▸ **DIRECTIONS**
[A] According to the patch description, which function do devm_memremap_pages() users call before an operation that may result in a pfn_to_page()?
[B] Reproduce the part of the patch description from "From: Dan Williams" to "pfn into userspace.", keeping every character as it appears.
───── PASSAGE TO READ
[PATCH 05/13] mm: Allow an external agent to wait for memmap initialization

From: Dan Williams
Date: Thu Jul 05 2018 - 02:59:31 EST


Now that memmap_init_zone() knows how to split the init work into
multiple threads, allow the tracking for those threads to be handled
via a passed in 'struct memmap_async_state' instance.

This infrastructure allows devm_memremap_pages() users, like the pmem
driver, to track memmap initialization in the backgroud, and use
memmap_sync() when it performs an operation that may result in a
pfn_to_page(), like dax mapping a pfn into userspace.

The approach mirrors what is done for background memmap initialization
and defers waiting for initialization to complete until the first
userspace consumer arrives.

Cc: Michal Hocko <mhocko@xxxxxxxx>
Cc: Vlastimil Babka <vbabka@xxxxxxx>
Cc: "JÃrÃme Glisse" <jglisse@xxxxxxxxxx>
Cc: Logan Gunthorpe <logang@xxxxxxxxxxxx>
Cc: Christoph Hellwig <hch@xxxxxx>
Cc: Andrew Morton <akpm@xxxxxxxxxxxxxxxxxxxx>
Signed-off-by: Dan Williams <dan.j.williams@xxxxxxxxx>
---
include/linux/memmap_async.h | 10 ++++
include/linux/memremap.h | 29 ++++++++++++
kernel/memremap.c | 65 ++++++++++++++++-----------
mm/page_alloc.c | 102 +++++++++++++++++++++++++++++++++++++-----
4 files changed, 169 insertions(+), 37 deletions(-)
──────────
───── DATA EXCERPTS
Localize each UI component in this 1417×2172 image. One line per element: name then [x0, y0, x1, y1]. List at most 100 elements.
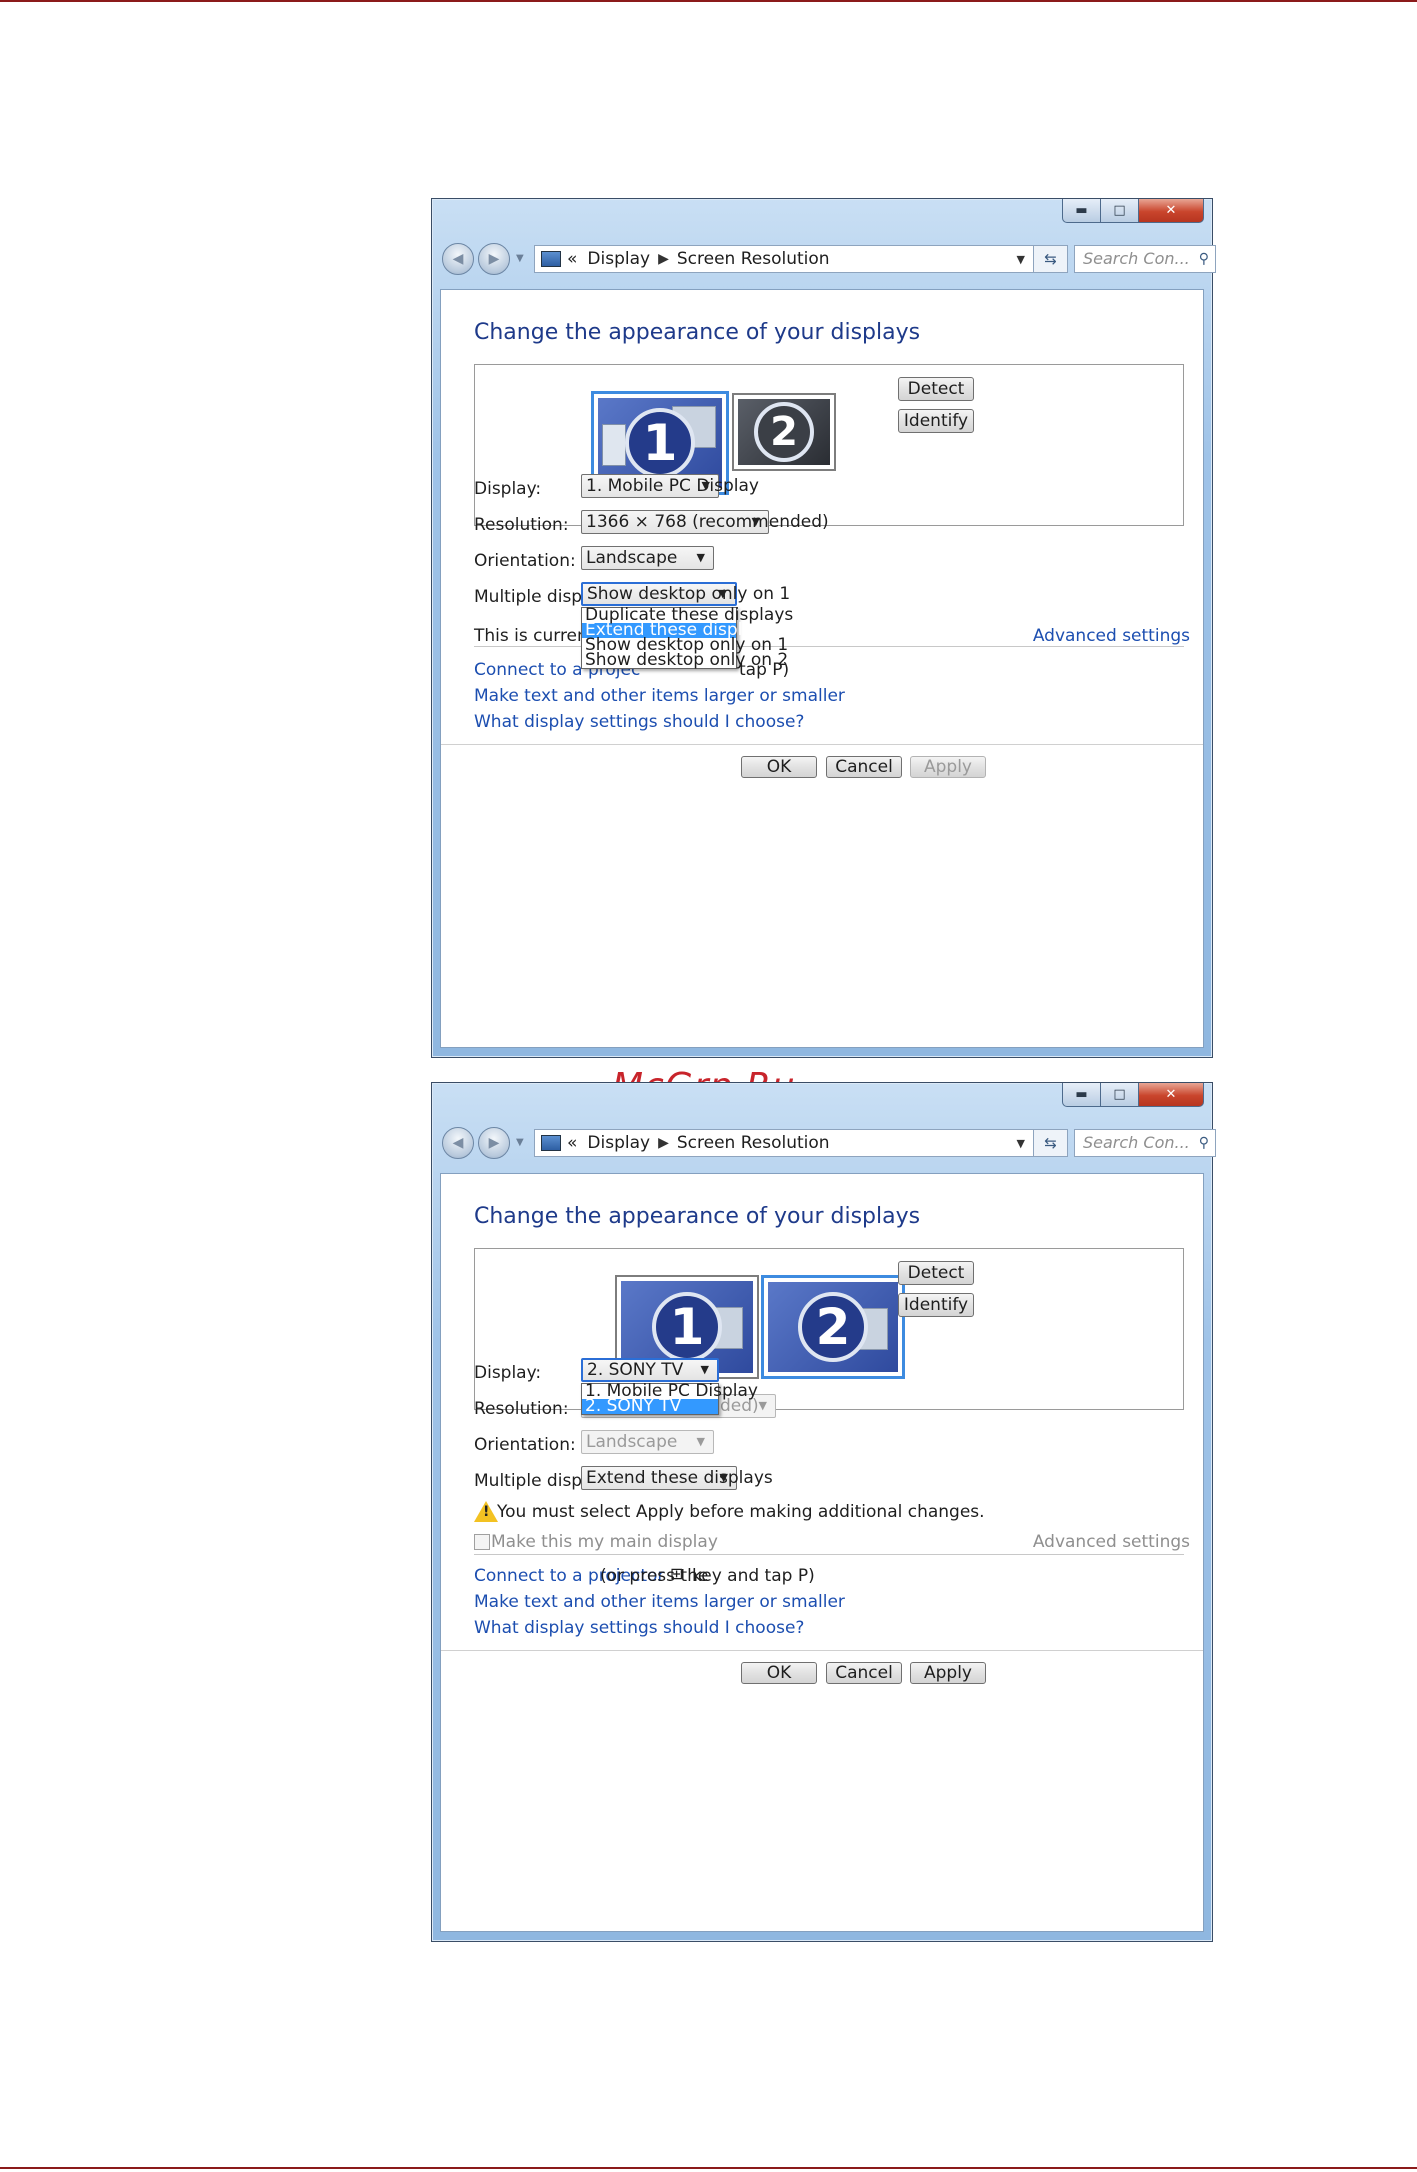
warning-icon: ! [474, 1501, 498, 1522]
address-bar[interactable]: « Display ▶ Screen Resolution ▼ [534, 245, 1034, 273]
search-input[interactable]: Search Con... ⚲ [1074, 245, 1216, 273]
recent-pages-dropdown-icon[interactable]: ▼ [516, 1137, 524, 1148]
display-select-value: 1. Mobile PC Display [586, 476, 759, 496]
forward-button[interactable]: ▶ [478, 243, 510, 275]
close-button[interactable]: ✕ [1138, 1083, 1204, 1107]
breadcrumb-display[interactable]: Display [587, 249, 650, 269]
apply-button[interactable]: Apply [910, 756, 986, 778]
maximize-button[interactable]: □ [1100, 1083, 1138, 1107]
chevron-down-icon: ▼ [696, 551, 705, 564]
chevron-down-icon: ▼ [718, 587, 727, 600]
main-display-label: Make this my main display [491, 1532, 718, 1552]
ok-button[interactable]: OK [741, 756, 817, 778]
monitor-1-number: 1 [625, 408, 695, 478]
dropdown-option-highlighted[interactable]: 2. SONY TV [582, 1398, 718, 1415]
divider [474, 1554, 1184, 1555]
display-select[interactable]: 1. Mobile PC Display ▼ [581, 474, 759, 498]
multiple-displays-select[interactable]: Show desktop only on 1 ▼ [581, 582, 790, 606]
breadcrumb-prefix[interactable]: « [567, 249, 577, 269]
breadcrumb-prefix[interactable]: « [567, 1133, 577, 1153]
identify-button[interactable]: Identify [898, 409, 974, 433]
maximize-button[interactable]: □ [1100, 199, 1138, 223]
display-label: Display: [474, 1363, 542, 1383]
search-input[interactable]: Search Con... ⚲ [1074, 1129, 1216, 1157]
ok-button[interactable]: OK [741, 1662, 817, 1684]
refresh-button[interactable]: ⇆ [1034, 1129, 1068, 1157]
search-placeholder: Search Con... [1083, 1133, 1190, 1152]
chevron-down-icon: ▼ [758, 1399, 767, 1412]
breadcrumb-screen-resolution[interactable]: Screen Resolution [677, 1133, 830, 1153]
breadcrumb-arrow-icon[interactable]: ▶ [658, 1135, 669, 1151]
search-icon[interactable]: ⚲ [1199, 246, 1209, 272]
chevron-down-icon: ▼ [719, 1471, 728, 1484]
window-controls: ▬ □ ✕ [1062, 1083, 1204, 1109]
text-size-link[interactable]: Make text and other items larger or smal… [474, 1592, 845, 1612]
cancel-button[interactable]: Cancel [826, 1662, 902, 1684]
control-panel-icon [541, 251, 561, 267]
chevron-down-icon: ▼ [696, 1435, 705, 1448]
orientation-select[interactable]: Landscape ▼ [581, 1430, 714, 1454]
address-dropdown-icon[interactable]: ▼ [1017, 253, 1025, 266]
page-title: Change the appearance of your displays [474, 1204, 921, 1229]
chevron-down-icon: ▼ [701, 479, 710, 492]
minimize-button[interactable]: ▬ [1062, 199, 1100, 223]
monitor-2-tile[interactable]: 2 [761, 1275, 905, 1379]
forward-button[interactable]: ▶ [478, 1127, 510, 1159]
monitor-2-number: 2 [798, 1292, 868, 1362]
navigation-bar: ◀ ▶ ▼ « Display ▶ Screen Resolution ▼ ⇆ … [442, 243, 1216, 277]
footer-divider [441, 1650, 1203, 1651]
chevron-down-icon: ▼ [751, 515, 760, 528]
advanced-settings-link[interactable]: Advanced settings [1033, 626, 1190, 646]
resolution-select[interactable]: 1366 × 768 (recommended) ▼ [581, 510, 829, 534]
display-settings-help-link[interactable]: What display settings should I choose? [474, 1618, 804, 1638]
refresh-button[interactable]: ⇆ [1034, 245, 1068, 273]
display-label: Display: [474, 479, 542, 499]
display-select[interactable]: 2. SONY TV ▼ [581, 1358, 719, 1382]
multiple-displays-select[interactable]: Extend these displays ▼ [581, 1466, 773, 1490]
display-dropdown: 1. Mobile PC Display 2. SONY TV [581, 1383, 758, 1415]
advanced-settings-link[interactable]: Advanced settings [1033, 1532, 1190, 1552]
desktop-window-icon [602, 424, 626, 466]
detect-button[interactable]: Detect [898, 377, 974, 401]
display-settings-help-link[interactable]: What display settings should I choose? [474, 712, 804, 732]
dropdown-option[interactable]: Show desktop only on 2 [582, 652, 788, 669]
search-icon[interactable]: ⚲ [1199, 1130, 1209, 1156]
breadcrumb-screen-resolution[interactable]: Screen Resolution [677, 249, 830, 269]
address-dropdown-icon[interactable]: ▼ [1017, 1137, 1025, 1150]
orientation-select[interactable]: Landscape ▼ [581, 546, 714, 570]
main-display-checkbox[interactable] [474, 1534, 490, 1550]
address-bar[interactable]: « Display ▶ Screen Resolution ▼ [534, 1129, 1034, 1157]
monitor-1-number: 1 [652, 1292, 722, 1362]
back-button[interactable]: ◀ [442, 243, 474, 275]
monitor-2-number: 2 [754, 402, 814, 462]
control-panel-icon [541, 1135, 561, 1151]
apply-button[interactable]: Apply [910, 1662, 986, 1684]
screen-resolution-window-1: ▬ □ ✕ ◀ ▶ ▼ « Display ▶ Screen Resolutio… [431, 198, 1216, 1058]
monitor-2-tile[interactable]: 2 [732, 393, 836, 471]
page-title: Change the appearance of your displays [474, 320, 921, 345]
screen-resolution-window-2: ▬ □ ✕ ◀ ▶ ▼ « Display ▶ Screen Resolutio… [431, 1082, 1216, 1942]
orientation-label: Orientation: [474, 551, 576, 571]
text-size-link[interactable]: Make text and other items larger or smal… [474, 686, 845, 706]
projector-hint-suffix: key and tap P) [692, 1566, 815, 1586]
breadcrumb-display[interactable]: Display [587, 1133, 650, 1153]
minimize-button[interactable]: ▬ [1062, 1083, 1100, 1107]
multiple-displays-dropdown: Duplicate these displays Extend these di… [581, 607, 793, 669]
detect-button[interactable]: Detect [898, 1261, 974, 1285]
close-button[interactable]: ✕ [1138, 199, 1204, 223]
search-placeholder: Search Con... [1083, 249, 1190, 268]
resolution-label: Resolution: [474, 1399, 569, 1419]
orientation-select-value: Landscape [586, 1432, 678, 1452]
recent-pages-dropdown-icon[interactable]: ▼ [516, 253, 524, 264]
orientation-select-value: Landscape [586, 548, 678, 568]
windows-key-icon: ⊞ [670, 1564, 684, 1583]
identify-button[interactable]: Identify [898, 1293, 974, 1317]
cancel-button[interactable]: Cancel [826, 756, 902, 778]
multiple-displays-select-value: Extend these displays [586, 1468, 773, 1488]
back-button[interactable]: ◀ [442, 1127, 474, 1159]
resolution-select-value: 1366 × 768 (recommended) [586, 512, 829, 532]
breadcrumb-arrow-icon[interactable]: ▶ [658, 251, 669, 267]
bottom-page-rule [0, 2167, 1417, 2169]
window-content: Change the appearance of your displays 1… [440, 289, 1204, 1048]
chevron-down-icon: ▼ [700, 1363, 709, 1376]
──────────
▸ **TASK SOLUTIONS**
[A] memmap_sync()

[B]
From: Dan Williams
Date: Thu Jul 05 2018 - 02:59:31 EST


Now that memmap_init_zone() knows how to split the init work into
multiple threads, allow the tracking for those threads to be handled
via a passed in 'struct memmap_async_state' instance.

This infrastructure allows devm_memremap_pages() users, like the pmem
driver, to track memmap initialization in the backgroud, and use
memmap_sync() when it performs an operation that may result in a
pfn_to_page(), like dax mapping a pfn into userspace.